RECORDS FOR PROCESSING:
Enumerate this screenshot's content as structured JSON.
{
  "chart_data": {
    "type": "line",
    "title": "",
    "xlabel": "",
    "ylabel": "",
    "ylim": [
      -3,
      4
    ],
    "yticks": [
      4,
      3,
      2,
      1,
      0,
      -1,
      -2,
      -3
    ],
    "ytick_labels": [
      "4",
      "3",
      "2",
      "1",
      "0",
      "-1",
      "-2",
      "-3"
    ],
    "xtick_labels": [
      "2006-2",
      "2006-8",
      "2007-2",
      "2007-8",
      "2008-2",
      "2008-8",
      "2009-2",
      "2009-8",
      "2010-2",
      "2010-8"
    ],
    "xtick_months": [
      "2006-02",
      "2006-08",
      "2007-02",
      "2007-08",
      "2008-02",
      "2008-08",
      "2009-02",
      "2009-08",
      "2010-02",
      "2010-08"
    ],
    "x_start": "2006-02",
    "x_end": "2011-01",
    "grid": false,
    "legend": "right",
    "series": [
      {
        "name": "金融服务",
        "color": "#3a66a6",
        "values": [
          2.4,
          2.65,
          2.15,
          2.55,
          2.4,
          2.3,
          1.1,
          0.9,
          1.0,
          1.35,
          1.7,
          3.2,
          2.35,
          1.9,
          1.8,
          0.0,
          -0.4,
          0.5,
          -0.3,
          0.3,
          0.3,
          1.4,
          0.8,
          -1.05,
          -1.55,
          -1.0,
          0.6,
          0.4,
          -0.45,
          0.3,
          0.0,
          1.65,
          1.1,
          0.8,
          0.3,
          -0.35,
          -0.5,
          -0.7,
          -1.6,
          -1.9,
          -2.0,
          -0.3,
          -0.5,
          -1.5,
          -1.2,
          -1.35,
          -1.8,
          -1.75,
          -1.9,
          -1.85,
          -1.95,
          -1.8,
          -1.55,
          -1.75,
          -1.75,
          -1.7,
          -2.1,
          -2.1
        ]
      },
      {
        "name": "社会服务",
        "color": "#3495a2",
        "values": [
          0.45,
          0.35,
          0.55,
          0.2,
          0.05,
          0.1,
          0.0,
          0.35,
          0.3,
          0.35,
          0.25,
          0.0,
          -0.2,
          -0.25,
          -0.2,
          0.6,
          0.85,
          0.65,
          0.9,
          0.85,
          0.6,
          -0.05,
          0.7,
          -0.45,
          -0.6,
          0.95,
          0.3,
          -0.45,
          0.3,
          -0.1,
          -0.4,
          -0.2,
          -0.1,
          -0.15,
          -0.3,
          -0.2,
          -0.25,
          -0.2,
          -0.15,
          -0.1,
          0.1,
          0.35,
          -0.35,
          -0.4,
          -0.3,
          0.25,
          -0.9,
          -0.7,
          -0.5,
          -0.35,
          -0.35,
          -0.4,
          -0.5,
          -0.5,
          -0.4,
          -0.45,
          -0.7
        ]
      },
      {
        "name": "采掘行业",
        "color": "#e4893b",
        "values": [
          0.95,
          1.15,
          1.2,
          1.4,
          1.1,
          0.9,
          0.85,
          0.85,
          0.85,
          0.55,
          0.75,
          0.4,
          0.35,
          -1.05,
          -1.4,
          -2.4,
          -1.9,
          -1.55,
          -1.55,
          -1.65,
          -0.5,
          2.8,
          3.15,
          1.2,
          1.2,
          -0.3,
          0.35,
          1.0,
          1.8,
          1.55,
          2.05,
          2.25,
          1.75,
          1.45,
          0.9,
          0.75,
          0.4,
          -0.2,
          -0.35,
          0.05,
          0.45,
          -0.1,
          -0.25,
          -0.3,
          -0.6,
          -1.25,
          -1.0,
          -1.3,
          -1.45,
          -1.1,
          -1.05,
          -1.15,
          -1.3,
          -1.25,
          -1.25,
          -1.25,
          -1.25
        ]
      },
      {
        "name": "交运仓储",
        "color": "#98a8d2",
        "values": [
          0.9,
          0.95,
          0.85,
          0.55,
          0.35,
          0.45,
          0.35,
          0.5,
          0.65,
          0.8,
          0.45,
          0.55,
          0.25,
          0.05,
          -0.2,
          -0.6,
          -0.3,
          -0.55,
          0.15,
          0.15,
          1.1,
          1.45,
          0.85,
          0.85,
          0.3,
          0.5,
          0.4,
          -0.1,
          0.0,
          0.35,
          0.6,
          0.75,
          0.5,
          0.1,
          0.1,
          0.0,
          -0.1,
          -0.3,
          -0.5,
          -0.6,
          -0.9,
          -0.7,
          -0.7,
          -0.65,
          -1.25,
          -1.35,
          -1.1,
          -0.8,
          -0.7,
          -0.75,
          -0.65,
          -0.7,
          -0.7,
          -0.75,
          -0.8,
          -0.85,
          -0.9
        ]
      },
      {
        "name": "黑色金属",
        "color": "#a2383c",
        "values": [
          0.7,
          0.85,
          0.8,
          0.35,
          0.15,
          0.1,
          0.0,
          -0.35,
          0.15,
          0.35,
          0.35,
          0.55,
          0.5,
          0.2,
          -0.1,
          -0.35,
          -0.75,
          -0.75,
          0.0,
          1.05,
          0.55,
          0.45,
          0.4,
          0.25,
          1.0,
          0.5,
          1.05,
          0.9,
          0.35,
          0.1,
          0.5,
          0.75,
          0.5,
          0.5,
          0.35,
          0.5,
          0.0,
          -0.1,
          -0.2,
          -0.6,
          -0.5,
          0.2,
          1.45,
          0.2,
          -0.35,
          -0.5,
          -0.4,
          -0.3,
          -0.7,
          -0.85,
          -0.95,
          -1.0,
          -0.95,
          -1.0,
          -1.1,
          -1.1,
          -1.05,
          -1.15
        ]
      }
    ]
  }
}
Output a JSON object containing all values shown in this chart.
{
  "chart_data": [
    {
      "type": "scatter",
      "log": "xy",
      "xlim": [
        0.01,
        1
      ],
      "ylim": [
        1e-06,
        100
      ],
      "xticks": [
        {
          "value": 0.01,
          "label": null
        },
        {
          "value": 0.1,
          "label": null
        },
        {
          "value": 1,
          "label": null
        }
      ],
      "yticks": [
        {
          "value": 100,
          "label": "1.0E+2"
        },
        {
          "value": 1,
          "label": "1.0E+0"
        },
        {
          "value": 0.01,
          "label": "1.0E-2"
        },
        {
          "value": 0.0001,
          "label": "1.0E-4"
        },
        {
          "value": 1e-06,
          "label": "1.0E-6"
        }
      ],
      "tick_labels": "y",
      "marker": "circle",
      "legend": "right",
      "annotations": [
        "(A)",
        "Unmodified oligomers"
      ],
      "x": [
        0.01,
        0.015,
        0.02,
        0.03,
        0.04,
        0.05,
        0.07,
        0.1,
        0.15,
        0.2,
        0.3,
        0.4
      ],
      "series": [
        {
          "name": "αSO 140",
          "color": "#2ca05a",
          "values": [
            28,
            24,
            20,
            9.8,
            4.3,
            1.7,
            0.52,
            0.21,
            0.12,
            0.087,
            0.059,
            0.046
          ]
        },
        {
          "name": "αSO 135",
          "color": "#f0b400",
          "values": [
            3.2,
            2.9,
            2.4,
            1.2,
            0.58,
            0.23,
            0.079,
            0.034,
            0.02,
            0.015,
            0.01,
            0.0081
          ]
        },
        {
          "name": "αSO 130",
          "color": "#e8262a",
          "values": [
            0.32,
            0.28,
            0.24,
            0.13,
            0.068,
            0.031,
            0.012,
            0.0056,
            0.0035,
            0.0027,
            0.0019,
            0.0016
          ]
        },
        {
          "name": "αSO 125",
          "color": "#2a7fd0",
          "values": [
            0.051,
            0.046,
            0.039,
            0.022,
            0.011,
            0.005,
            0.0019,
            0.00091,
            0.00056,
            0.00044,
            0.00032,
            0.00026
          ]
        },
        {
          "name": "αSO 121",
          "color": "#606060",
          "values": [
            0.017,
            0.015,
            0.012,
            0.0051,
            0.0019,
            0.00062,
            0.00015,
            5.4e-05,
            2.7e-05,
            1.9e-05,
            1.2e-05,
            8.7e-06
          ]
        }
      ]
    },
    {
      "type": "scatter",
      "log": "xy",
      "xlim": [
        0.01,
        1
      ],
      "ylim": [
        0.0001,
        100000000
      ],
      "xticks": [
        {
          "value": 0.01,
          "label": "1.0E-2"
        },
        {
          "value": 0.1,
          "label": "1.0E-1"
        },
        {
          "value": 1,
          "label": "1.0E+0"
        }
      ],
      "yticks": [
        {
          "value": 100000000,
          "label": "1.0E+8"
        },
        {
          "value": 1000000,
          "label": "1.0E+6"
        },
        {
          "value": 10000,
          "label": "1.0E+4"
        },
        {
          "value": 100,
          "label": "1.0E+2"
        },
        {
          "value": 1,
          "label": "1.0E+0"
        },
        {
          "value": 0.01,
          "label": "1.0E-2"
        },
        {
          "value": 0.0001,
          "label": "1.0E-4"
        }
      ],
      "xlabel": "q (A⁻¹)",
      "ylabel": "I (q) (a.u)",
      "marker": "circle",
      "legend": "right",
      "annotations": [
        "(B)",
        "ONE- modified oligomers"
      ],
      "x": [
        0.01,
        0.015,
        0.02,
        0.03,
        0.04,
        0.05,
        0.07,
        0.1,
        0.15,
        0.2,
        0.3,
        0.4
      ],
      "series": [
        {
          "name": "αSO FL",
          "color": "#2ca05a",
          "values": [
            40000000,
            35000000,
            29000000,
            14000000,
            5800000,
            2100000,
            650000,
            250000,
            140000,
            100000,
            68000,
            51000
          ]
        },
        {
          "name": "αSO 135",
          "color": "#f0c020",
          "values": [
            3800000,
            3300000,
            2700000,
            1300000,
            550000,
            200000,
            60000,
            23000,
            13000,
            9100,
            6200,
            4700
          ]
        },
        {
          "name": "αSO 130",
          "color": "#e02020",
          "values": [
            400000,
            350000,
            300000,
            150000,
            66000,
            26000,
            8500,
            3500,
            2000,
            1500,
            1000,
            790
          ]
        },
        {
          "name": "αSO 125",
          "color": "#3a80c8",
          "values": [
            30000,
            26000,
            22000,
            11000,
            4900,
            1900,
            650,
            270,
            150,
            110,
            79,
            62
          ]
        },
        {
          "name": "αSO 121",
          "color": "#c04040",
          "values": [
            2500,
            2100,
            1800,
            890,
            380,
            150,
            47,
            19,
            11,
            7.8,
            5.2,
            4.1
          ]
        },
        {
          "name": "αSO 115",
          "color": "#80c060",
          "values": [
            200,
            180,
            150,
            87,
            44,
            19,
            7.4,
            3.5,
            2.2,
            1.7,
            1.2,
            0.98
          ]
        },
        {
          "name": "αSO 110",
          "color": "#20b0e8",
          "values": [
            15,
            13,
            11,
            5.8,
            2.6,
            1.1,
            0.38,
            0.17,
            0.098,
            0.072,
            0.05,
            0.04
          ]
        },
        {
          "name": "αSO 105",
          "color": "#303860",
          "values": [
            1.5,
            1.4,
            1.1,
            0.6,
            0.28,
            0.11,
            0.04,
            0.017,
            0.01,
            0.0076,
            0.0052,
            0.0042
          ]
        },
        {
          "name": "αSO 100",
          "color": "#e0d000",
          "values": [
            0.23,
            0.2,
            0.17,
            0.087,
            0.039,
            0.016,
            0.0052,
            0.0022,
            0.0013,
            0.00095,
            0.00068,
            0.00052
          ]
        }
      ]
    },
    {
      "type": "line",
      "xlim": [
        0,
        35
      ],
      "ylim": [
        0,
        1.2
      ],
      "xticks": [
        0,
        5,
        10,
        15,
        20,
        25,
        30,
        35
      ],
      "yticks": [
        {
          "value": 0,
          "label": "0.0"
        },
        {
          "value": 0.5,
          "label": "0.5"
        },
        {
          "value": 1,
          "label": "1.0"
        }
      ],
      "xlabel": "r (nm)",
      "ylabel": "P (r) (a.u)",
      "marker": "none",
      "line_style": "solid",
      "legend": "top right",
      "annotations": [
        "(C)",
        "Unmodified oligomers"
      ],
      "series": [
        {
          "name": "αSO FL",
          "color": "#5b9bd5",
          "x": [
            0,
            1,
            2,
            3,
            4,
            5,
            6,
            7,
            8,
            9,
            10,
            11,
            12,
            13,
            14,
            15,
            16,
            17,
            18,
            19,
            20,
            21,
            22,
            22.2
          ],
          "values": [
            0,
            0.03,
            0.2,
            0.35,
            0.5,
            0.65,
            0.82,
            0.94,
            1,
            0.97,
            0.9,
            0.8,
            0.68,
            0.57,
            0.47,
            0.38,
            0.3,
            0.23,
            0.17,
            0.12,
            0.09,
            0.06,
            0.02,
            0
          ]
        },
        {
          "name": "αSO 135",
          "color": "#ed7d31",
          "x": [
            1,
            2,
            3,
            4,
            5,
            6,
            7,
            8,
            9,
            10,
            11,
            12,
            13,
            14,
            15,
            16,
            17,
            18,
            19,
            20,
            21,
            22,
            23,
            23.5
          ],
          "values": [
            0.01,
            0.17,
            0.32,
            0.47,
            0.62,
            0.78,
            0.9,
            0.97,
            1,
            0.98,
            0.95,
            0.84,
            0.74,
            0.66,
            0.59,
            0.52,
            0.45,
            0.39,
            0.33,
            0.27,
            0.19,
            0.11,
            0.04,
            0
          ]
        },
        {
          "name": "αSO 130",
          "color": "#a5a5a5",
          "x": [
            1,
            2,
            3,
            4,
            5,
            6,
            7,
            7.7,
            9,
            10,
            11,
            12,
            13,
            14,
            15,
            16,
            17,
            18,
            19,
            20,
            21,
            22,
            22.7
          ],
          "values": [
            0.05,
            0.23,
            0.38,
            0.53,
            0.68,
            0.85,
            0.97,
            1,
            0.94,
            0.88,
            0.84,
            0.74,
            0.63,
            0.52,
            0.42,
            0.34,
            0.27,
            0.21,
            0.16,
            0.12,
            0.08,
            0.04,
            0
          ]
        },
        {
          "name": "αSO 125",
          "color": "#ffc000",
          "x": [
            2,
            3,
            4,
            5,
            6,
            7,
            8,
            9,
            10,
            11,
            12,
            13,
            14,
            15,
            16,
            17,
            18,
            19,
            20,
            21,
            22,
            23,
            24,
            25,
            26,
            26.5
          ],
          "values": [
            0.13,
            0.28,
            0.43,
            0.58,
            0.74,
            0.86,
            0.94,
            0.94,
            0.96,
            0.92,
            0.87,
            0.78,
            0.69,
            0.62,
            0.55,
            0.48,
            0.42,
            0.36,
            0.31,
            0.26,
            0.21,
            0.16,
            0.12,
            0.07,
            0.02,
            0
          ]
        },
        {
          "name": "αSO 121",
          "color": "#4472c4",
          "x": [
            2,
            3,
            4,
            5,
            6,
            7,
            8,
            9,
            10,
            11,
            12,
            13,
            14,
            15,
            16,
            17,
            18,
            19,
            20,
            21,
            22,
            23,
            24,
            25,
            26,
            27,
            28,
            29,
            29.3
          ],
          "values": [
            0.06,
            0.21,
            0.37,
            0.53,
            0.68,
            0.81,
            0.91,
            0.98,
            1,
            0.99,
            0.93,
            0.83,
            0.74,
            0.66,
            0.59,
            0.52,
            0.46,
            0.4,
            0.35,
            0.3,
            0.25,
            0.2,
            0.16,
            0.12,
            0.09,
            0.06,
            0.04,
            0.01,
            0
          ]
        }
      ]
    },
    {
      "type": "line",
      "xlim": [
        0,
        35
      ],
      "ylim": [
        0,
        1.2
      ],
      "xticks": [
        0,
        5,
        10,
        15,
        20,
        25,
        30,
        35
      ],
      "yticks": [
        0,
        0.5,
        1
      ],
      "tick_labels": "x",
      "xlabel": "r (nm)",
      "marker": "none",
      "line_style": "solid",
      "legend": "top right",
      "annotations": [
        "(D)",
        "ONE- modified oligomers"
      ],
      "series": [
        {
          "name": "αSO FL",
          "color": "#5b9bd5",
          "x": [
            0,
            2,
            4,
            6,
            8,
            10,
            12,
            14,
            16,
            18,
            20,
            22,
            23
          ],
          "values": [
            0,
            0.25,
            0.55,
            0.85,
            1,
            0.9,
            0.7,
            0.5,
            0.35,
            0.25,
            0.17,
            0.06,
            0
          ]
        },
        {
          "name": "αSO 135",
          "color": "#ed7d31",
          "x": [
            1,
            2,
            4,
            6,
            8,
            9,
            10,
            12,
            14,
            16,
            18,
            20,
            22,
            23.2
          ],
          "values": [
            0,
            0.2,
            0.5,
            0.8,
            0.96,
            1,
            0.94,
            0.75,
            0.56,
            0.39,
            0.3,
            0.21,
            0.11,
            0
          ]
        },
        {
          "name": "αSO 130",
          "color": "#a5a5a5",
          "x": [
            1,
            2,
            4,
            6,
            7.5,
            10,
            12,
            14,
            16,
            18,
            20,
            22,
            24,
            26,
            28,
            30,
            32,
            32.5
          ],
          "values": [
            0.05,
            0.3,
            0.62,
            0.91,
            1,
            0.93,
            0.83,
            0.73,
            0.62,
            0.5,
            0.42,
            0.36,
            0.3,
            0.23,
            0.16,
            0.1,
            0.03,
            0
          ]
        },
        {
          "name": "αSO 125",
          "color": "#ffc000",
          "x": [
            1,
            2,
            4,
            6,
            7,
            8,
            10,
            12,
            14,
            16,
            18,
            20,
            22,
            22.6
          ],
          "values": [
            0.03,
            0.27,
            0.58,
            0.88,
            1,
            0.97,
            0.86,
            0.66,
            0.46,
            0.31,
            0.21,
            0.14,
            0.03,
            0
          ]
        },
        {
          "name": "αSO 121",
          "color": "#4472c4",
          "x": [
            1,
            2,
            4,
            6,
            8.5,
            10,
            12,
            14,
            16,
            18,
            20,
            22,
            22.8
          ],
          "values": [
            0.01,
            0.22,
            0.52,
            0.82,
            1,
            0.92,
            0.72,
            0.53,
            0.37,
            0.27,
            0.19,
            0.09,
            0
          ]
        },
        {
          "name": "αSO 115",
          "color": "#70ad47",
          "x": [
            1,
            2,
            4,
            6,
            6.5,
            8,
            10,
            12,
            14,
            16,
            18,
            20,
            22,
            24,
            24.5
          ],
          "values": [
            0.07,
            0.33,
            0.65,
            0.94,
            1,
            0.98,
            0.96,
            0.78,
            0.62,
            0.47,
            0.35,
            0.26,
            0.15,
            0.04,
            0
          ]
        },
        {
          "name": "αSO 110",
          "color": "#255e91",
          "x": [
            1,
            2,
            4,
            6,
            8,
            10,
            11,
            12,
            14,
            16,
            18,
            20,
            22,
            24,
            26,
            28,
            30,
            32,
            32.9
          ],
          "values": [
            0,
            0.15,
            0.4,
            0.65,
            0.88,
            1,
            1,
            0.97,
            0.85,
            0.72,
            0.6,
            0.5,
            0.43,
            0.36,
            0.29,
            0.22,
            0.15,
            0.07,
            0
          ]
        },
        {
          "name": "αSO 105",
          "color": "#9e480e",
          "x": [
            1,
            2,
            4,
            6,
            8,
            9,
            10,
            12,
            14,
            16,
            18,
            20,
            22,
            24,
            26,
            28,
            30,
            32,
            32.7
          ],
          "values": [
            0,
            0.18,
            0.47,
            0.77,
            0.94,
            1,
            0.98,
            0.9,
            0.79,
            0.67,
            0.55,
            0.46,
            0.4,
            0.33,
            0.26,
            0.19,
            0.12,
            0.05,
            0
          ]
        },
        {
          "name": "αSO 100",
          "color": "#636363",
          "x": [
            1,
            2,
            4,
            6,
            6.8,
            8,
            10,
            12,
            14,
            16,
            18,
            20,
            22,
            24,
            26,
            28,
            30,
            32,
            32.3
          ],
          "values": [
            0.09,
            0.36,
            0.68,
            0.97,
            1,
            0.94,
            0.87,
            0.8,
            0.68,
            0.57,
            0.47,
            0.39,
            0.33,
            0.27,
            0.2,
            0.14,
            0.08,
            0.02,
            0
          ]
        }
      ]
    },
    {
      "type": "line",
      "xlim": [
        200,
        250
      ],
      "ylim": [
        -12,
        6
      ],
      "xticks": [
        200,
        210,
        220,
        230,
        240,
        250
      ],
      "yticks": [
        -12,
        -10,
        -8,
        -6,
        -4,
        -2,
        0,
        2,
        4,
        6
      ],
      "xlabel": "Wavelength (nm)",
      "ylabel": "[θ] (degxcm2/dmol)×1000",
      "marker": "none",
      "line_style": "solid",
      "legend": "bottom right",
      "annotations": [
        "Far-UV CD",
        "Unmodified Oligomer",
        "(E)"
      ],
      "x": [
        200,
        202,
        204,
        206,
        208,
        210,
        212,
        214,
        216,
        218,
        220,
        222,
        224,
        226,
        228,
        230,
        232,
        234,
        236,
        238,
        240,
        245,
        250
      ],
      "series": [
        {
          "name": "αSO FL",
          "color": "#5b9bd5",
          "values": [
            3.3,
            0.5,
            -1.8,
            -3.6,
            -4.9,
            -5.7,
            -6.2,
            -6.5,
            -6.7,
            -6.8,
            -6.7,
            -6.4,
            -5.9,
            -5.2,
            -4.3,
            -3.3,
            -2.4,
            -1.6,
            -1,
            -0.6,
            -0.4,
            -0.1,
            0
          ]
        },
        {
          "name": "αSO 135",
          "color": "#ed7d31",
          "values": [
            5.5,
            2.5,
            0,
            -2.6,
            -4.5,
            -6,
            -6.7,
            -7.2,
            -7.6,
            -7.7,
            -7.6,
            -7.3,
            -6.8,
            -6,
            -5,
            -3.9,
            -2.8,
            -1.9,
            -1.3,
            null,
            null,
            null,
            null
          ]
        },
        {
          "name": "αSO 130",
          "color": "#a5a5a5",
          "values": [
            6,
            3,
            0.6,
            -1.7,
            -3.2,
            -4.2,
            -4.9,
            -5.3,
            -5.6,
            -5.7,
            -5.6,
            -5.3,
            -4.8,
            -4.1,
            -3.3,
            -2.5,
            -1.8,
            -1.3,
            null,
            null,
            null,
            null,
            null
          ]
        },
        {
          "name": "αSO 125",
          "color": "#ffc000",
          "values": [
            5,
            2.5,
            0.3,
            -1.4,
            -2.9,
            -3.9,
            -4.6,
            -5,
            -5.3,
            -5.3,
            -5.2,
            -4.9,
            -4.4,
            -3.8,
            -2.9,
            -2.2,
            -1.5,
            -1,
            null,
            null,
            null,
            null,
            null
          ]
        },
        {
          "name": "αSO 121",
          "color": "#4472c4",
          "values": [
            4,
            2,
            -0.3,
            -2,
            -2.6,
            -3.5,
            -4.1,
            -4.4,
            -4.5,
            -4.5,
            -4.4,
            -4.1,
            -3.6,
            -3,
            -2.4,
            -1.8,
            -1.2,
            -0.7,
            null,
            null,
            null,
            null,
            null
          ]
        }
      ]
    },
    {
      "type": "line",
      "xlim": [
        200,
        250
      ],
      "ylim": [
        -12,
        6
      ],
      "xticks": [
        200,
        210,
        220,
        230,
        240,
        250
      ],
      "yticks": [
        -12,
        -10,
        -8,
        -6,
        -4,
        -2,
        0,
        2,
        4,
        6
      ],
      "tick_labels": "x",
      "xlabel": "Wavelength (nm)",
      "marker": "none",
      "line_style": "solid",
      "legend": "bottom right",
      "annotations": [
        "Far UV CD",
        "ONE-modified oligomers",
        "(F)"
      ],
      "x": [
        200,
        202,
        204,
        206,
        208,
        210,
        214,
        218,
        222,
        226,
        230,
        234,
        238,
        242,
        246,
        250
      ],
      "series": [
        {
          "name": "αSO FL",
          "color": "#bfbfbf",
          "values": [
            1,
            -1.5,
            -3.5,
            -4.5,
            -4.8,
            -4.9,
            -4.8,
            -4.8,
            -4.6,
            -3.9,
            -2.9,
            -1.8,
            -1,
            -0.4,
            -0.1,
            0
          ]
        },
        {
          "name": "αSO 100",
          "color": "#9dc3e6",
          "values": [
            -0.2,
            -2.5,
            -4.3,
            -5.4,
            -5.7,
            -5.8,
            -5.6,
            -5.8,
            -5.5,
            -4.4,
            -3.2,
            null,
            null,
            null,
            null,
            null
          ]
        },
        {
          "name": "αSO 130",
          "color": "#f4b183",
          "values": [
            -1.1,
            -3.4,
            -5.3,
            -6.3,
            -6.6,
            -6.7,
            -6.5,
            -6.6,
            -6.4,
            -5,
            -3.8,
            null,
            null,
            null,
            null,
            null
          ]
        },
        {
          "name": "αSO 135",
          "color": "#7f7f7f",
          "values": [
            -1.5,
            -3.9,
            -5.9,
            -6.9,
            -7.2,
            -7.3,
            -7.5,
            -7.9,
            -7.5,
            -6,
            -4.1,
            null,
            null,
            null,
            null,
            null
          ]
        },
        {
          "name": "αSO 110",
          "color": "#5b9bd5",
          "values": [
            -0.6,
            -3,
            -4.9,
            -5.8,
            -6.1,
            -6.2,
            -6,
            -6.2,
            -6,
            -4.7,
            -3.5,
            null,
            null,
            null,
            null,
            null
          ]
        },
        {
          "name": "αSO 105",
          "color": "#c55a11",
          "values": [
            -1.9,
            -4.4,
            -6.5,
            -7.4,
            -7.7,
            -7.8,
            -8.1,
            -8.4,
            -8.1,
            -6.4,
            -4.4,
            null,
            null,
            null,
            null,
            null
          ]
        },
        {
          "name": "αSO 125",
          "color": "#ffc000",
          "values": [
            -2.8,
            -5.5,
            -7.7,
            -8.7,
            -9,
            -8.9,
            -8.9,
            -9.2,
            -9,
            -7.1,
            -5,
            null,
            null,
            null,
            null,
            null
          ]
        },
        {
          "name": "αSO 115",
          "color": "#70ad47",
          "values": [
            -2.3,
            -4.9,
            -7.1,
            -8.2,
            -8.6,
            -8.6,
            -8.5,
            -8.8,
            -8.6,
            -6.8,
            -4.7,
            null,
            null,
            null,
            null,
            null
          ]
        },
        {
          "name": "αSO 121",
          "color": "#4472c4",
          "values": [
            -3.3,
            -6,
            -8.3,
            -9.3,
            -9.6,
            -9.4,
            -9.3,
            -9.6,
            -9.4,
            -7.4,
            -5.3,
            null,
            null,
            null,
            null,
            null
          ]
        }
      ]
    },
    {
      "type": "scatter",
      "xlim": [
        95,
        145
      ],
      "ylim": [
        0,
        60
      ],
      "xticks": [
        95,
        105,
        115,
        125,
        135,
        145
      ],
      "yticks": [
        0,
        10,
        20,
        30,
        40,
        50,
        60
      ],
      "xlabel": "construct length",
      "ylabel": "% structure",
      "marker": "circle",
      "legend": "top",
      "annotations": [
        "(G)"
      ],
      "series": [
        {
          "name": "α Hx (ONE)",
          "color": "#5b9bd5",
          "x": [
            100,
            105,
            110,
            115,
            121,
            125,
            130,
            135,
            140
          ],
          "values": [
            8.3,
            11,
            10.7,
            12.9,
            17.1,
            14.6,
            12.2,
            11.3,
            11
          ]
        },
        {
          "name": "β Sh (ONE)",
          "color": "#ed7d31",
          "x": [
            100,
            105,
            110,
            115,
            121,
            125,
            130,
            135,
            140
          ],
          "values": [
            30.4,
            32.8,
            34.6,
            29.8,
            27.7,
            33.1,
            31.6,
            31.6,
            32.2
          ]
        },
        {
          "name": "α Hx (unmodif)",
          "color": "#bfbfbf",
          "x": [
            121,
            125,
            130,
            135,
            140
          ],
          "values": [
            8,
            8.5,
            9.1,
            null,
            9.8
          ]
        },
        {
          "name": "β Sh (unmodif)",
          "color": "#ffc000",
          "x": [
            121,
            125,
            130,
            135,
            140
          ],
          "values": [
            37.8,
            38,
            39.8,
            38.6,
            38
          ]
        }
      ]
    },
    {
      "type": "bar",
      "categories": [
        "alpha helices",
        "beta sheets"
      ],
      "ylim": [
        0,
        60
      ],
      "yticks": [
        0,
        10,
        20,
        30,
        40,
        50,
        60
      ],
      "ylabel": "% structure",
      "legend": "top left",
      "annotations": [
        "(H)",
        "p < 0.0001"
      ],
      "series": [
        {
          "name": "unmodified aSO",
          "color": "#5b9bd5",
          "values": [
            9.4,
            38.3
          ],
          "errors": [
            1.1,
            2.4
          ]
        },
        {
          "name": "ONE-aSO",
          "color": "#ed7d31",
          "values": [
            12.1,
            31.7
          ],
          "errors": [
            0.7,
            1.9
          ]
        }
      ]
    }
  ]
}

YOUR TASK: Gather each line of the listing that holds the string "ylabel".

RESPONSE BELOW:
    "ylabel": "",
      "ylabel": "I (q) (a.u)",
      "ylabel": "P (r) (a.u)",
      "ylabel": "[θ] (degxcm2/dmol)×1000",
      "ylabel": "% structure",
      "ylabel": "% structure",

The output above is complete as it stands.